__Extract provided__.
--*--

The dead spider looked totally intact and undamaged. I could see nothing obviously wrong with her. Her body didn't appear crushed and her legs all seemed normal. So what had killed her?

The one good thing is that I now had the chance to examine her magnificence from up close. From the photos you can see she had wonderful coloring, and what a massive body! Her legs were each over three inches long, while her body from end-to-end was close to three inches. I felt sad looking at her still form.

“Are you sure she’s dead?” I asked my guys. “O O,” they answered. I shook my head and sighed.
I’m thinking it might have just fallen. A much smaller run-of-the-mill spider has virtually no mass and can freefall from any height with no harm to itself; but this thing! It was so substantial that if it fell I’m sure its insides ruptured just as a small bird’s egg would, which back when the spider still lived is exactly what it resembled resting in its web way on high.

Then again, maybe the big red ants swarmed it and stung it to death. Indeed, they were still teeming all over it as it lay dead on the ground. Perhaps the two creatures are mortal enemies up there in the world of that 25-foot-high ecosystem.

I just hope there are more. Maybe she left behind some baby spiders. I’ll be looking for them, even if it’s just to make sure they don’t fall on me while I’m swinging lazily in my hammock.


PhilippinesPhil said...

Can't we all just get along? You're such a jihadist Kat... Get with the program girl. Take THAT from a supposed neocon! Although, when it comes to those damm giant red tree ants, I DO intend to kill as MANY as I can... grin... I have to say though, that cool spider and others like it, as long as they keep their distance, I love having them around...

Ed said...

I hate spiders. **shudder**

PhilippinesPhil said...

I hate mosquitoes and flies. Spiders eat them. The enemy of my enemy is my friend. And besides, I've never been bitten by a spider.

Anonymous said...

I'm ok with spiders too, in Texas it's the mosquitos we hate.

--*--

__Provided records__.
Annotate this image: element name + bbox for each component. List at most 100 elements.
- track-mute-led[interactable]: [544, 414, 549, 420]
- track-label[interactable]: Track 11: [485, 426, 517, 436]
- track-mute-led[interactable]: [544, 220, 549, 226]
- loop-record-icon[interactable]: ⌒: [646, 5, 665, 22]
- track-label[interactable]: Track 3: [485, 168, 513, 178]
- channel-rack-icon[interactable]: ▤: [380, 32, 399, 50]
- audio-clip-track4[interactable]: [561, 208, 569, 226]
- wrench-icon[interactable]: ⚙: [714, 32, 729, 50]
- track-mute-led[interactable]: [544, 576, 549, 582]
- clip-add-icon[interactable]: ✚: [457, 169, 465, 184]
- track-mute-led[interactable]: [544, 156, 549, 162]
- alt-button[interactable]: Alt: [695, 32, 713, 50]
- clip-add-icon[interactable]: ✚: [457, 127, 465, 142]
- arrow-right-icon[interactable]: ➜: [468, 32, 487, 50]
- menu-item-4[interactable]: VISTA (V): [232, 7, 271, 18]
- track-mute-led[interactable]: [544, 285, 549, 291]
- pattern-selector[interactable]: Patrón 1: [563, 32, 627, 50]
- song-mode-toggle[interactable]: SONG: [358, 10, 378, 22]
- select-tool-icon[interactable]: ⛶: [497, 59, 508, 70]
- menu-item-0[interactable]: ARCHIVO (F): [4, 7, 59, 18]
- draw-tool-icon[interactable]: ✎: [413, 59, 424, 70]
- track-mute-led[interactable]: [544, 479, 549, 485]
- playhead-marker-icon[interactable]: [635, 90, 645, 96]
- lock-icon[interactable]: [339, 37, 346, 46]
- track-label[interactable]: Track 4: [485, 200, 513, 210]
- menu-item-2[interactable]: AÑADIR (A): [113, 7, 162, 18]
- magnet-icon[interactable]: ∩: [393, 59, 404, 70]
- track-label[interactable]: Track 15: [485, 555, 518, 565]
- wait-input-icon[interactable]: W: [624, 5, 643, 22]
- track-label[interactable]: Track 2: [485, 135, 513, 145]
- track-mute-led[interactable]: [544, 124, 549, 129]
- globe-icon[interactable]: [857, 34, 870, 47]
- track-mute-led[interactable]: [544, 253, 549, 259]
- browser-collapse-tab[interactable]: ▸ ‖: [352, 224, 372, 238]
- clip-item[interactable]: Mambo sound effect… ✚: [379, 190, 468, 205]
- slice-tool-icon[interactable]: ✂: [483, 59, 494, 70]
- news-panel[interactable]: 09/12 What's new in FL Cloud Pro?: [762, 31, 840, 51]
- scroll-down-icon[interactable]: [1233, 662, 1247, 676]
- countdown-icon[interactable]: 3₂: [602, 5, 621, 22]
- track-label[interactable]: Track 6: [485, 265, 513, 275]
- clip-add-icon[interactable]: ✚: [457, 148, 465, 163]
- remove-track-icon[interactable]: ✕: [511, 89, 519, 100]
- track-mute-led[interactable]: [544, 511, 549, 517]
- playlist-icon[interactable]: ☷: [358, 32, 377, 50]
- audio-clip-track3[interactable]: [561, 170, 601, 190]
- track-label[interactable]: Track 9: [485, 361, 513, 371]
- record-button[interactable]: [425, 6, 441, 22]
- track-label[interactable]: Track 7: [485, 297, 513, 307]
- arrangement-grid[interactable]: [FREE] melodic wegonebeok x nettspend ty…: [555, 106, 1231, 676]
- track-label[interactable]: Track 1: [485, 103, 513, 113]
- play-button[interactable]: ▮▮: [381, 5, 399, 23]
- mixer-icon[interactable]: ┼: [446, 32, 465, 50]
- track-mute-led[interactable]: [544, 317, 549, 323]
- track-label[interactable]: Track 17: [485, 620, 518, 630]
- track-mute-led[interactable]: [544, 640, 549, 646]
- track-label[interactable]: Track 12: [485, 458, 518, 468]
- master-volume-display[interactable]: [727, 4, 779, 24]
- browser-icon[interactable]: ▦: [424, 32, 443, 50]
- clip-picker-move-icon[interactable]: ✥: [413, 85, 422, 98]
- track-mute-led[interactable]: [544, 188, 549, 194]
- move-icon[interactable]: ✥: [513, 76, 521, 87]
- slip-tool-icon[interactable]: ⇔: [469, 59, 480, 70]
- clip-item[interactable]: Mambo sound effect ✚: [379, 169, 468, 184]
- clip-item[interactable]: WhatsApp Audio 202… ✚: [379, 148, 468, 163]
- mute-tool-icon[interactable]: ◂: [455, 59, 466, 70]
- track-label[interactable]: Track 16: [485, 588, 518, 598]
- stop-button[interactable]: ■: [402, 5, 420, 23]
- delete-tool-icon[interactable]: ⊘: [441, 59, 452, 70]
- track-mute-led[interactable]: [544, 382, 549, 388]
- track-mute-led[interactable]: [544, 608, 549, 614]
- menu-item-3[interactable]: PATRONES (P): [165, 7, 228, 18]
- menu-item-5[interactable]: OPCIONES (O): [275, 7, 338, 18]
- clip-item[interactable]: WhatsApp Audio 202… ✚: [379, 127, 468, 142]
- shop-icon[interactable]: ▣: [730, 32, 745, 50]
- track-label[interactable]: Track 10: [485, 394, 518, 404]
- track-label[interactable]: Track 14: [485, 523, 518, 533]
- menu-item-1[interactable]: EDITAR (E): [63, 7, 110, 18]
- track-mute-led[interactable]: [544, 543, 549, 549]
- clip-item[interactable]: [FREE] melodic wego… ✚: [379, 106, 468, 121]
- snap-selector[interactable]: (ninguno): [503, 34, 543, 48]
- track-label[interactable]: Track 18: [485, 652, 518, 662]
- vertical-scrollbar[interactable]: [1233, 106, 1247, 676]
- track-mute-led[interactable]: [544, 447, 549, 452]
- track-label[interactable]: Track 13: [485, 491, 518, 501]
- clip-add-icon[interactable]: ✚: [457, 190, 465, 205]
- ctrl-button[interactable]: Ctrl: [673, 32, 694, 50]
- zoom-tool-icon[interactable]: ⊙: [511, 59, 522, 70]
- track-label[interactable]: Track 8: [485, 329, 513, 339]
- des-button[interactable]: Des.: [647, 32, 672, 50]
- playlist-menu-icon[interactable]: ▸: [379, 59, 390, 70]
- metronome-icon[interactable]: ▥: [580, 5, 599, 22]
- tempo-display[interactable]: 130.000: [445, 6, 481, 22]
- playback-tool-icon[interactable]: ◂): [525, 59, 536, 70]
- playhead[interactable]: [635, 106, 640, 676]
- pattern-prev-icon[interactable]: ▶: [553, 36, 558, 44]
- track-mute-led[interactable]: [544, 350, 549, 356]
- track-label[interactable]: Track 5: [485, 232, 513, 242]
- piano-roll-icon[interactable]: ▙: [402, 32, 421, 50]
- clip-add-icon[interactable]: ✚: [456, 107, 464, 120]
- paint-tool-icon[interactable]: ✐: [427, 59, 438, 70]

--*--

__Exercise aim__. Pick up the dead-spider text after its final comment and keep it going.

__Task result__.
KA said...

....spiders creep me the F out. I have no fear of snakes, or most other supposedly "frightening" creatures. But man.... Indiana hated snakes. His father hated rats. I hate spiders.

Creepy little buggers.

It's cos I read lord of the rings when I was a kid - Frodo was incapacitated by he spider which almost ruined the entire quest if it wasnt for samwise the brave! THis is an example of vicarious learning.

PhilippinesPhil said...

So, you admit that your unreasonable fear of spiders is based on a childhood fantasy. Okay, that's the first step doctor. Lets get control of this so that you can live in peace and harmony with your brother and sister arachnids. Come on "doctor," heal thyself!

KA said...

Yes, it began as a childhood fantasy, but continued as I got a few spider bites that - while not debilitating - were incredibly annoying.

Yes, I"m afraid of them... but more than anything, i ahve an unreasonable hatred of them. And I'm okay with that.

Anyway, Doctor Phil, there are a lot of things I should see a shrink for. This isn't one of them. :-p

Amadeo said...

I have not seen local spiders that size.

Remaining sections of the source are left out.